*Task instructions:*
Reply only with how many lines contain the word "JSON".

Data listing
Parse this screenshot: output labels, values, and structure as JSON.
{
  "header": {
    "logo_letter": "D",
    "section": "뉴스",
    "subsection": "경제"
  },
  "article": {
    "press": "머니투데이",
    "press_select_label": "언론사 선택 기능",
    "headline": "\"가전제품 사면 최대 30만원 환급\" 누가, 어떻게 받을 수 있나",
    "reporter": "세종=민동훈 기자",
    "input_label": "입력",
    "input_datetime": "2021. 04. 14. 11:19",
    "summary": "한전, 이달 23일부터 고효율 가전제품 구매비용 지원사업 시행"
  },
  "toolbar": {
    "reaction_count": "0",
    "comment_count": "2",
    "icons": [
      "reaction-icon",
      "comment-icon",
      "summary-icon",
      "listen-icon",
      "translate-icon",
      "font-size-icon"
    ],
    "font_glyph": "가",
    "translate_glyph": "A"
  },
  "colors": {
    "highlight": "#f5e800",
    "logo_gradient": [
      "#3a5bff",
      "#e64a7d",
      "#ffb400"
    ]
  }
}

==

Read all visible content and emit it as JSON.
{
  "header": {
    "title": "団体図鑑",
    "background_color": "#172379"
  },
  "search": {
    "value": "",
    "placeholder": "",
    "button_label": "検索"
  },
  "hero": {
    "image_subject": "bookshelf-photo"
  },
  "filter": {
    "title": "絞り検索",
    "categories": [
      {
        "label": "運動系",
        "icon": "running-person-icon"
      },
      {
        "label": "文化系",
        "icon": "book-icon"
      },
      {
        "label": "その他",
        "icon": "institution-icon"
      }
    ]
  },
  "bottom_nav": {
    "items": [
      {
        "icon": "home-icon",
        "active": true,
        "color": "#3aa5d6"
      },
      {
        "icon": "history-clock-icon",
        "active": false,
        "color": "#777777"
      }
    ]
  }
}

*Result of this task:*
2